[Begin]

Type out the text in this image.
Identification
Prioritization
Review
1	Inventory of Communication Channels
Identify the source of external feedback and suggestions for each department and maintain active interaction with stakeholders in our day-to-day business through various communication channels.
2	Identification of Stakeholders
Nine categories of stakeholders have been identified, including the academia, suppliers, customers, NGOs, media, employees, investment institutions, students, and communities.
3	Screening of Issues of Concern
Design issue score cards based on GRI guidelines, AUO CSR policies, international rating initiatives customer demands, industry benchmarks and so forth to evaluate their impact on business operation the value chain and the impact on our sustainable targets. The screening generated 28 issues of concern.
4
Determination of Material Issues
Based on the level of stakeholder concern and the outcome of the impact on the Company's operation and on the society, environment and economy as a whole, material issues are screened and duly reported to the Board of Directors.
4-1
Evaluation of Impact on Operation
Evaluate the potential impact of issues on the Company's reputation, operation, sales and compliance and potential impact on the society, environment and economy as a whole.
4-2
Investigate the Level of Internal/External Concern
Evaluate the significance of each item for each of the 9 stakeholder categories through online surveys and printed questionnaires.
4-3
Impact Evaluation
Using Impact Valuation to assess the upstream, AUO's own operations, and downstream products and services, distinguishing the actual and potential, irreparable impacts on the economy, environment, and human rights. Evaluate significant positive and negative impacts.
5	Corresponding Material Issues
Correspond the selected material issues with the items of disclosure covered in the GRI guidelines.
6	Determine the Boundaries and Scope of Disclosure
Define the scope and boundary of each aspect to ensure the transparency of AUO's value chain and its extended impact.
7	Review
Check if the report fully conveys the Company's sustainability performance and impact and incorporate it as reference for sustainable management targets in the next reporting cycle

[End]

- What to produce:
Copy out every line from the data above that has "Evaluation" in it.

- Task result:
Evaluation of Impact on Operation
Impact Evaluation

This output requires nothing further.